Goal >> Take each line containing the word "power" and copy it.

(Dataset records)
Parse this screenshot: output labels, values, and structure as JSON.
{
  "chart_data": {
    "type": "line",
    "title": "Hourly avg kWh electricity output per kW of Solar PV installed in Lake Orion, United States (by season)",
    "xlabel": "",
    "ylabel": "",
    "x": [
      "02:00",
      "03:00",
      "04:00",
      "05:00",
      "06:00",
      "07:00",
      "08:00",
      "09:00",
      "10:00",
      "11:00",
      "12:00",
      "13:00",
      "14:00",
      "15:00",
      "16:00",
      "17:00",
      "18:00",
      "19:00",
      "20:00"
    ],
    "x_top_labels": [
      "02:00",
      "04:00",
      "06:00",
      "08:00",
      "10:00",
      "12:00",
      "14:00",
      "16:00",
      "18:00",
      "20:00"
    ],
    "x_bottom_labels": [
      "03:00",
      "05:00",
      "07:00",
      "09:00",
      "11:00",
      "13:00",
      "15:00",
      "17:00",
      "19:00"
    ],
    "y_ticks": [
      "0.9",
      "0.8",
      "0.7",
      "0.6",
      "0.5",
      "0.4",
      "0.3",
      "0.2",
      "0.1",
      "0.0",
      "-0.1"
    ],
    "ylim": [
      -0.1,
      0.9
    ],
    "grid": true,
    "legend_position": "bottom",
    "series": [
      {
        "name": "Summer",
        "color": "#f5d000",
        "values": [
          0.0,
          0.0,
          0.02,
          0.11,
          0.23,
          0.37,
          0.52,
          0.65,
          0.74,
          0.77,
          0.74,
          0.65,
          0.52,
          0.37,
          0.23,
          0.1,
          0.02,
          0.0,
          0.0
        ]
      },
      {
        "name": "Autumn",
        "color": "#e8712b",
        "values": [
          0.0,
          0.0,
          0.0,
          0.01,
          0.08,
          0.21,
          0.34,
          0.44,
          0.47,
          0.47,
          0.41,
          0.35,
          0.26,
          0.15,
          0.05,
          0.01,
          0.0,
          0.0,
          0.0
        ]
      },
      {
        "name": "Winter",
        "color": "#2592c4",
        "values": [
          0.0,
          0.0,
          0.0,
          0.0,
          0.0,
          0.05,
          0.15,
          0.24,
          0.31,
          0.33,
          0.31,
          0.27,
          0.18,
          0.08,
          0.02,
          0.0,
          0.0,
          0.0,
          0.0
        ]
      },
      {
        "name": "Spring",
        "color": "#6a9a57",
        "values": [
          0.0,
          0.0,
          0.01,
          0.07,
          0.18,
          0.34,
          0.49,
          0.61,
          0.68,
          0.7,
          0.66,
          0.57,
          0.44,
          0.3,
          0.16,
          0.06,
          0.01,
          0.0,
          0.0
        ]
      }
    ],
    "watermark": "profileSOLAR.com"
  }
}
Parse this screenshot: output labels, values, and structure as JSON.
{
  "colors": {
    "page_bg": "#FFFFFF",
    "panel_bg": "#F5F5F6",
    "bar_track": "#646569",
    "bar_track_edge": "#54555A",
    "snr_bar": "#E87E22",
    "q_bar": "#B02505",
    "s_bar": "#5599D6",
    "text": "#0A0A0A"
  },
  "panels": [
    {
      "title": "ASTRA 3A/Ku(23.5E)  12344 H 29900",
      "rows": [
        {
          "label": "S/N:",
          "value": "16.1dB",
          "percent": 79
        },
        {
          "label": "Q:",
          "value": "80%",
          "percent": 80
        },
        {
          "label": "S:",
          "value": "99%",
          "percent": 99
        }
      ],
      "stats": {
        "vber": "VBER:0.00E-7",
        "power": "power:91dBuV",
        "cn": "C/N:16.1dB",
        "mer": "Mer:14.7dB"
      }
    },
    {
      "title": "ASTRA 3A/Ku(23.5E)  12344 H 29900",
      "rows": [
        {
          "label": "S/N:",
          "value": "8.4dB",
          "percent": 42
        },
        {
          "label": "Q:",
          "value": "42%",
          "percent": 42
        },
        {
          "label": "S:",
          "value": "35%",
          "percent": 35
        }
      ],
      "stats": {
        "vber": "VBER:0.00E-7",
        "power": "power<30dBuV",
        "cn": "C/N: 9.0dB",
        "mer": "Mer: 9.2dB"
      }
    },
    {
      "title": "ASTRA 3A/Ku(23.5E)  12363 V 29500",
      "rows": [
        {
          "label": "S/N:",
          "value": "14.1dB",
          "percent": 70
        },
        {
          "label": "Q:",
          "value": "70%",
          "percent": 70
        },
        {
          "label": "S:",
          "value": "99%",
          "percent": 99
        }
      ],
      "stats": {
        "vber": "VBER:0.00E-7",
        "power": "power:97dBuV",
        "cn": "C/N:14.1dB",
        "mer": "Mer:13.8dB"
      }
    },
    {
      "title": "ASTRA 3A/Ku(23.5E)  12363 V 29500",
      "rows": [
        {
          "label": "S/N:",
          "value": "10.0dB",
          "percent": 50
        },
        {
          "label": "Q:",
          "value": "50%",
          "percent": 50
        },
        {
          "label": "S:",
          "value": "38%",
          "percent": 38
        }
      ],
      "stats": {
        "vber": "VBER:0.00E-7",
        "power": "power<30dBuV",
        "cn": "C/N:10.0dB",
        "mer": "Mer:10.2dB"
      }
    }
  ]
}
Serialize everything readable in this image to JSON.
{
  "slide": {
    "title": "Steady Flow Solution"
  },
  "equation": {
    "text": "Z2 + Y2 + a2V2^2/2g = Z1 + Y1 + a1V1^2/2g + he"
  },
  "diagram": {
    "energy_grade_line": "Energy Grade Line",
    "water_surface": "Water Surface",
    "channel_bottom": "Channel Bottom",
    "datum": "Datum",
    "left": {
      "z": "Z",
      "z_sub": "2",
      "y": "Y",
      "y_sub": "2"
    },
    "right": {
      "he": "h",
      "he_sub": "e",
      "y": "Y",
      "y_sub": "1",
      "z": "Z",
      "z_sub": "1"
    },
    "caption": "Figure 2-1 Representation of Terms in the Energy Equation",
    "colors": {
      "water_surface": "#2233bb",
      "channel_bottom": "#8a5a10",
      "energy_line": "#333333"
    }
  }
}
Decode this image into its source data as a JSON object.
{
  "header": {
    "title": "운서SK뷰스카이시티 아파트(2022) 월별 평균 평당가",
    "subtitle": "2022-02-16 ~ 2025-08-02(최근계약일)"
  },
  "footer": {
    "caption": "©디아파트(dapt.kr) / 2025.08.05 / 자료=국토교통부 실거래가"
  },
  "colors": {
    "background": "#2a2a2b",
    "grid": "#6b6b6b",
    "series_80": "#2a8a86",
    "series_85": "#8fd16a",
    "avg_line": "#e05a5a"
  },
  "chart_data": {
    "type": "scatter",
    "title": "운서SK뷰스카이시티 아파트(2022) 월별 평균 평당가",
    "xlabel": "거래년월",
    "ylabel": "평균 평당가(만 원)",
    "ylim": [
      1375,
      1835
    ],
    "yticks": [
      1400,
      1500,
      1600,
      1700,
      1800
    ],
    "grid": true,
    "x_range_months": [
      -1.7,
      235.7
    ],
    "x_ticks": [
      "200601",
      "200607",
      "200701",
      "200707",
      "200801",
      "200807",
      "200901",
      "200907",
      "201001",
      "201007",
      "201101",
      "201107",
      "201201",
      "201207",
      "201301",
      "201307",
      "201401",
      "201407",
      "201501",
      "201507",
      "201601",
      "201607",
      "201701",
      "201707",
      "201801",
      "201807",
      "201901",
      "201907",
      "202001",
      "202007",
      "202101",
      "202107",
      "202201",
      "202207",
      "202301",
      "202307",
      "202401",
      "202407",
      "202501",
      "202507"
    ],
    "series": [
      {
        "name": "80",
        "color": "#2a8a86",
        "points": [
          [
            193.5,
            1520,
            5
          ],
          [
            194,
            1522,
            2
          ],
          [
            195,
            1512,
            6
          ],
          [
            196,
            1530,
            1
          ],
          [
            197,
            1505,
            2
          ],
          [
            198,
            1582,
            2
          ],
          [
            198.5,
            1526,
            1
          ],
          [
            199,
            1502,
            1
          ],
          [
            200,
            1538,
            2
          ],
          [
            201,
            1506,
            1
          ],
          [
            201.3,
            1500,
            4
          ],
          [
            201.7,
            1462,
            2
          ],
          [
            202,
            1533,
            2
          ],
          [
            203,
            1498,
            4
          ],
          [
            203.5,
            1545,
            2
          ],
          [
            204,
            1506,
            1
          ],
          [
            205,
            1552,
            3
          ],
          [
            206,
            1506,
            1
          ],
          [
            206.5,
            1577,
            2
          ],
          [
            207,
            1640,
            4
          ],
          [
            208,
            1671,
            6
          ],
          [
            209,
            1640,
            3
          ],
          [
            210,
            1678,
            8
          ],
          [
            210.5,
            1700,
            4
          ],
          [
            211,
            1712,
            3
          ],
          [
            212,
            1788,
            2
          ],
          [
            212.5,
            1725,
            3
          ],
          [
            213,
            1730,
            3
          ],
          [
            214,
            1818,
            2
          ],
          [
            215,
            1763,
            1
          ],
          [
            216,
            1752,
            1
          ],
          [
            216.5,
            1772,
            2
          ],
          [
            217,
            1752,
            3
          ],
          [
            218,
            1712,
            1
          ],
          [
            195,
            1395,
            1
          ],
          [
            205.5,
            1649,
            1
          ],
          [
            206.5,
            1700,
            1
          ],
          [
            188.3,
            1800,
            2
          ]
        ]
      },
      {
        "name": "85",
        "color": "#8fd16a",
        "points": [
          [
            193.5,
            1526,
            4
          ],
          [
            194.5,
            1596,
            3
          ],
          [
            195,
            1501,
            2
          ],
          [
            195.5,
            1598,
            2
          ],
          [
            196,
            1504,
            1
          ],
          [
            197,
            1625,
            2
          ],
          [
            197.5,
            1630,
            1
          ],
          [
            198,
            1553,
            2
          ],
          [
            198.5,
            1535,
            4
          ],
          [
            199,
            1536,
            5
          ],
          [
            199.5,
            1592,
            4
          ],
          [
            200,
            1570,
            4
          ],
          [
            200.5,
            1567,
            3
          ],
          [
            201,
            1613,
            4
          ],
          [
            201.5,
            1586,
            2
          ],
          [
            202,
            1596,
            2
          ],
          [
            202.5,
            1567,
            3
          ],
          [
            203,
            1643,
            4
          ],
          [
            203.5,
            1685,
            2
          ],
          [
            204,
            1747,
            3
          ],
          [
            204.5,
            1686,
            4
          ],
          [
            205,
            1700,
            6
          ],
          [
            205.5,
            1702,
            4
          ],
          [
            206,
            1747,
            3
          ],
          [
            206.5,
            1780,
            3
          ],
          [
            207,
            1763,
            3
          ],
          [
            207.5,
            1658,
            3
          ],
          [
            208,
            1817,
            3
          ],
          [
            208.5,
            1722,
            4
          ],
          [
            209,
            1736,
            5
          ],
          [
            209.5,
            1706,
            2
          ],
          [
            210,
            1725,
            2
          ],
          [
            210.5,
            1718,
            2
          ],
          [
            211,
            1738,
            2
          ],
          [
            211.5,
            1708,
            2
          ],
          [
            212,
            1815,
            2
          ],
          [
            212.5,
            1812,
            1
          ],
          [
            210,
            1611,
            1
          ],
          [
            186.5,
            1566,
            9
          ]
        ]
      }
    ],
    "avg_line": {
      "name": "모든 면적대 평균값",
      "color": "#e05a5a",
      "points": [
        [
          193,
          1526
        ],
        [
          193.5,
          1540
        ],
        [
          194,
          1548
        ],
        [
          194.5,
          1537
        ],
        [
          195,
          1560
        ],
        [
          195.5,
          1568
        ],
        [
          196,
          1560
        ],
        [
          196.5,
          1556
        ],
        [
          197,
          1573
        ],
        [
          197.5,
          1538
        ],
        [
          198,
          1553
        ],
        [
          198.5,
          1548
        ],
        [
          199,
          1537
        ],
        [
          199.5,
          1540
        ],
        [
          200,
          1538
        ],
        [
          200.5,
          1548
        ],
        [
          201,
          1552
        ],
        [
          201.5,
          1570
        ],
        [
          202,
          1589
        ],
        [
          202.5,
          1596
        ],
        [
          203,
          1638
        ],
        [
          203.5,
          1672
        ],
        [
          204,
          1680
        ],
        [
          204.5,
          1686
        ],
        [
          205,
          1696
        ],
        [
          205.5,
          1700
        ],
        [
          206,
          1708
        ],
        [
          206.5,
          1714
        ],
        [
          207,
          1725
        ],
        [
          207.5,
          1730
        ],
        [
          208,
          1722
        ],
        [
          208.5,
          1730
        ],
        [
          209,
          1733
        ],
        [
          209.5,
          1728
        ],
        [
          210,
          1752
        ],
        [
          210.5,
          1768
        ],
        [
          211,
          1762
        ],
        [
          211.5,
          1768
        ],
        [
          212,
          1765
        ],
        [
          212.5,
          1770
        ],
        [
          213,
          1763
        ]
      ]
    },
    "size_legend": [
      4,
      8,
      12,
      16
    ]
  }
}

Answer for this exercise >>
        "power": "power:91dBuV",
        "power": "power<30dBuV",
        "power": "power:97dBuV",
        "power": "power<30dBuV",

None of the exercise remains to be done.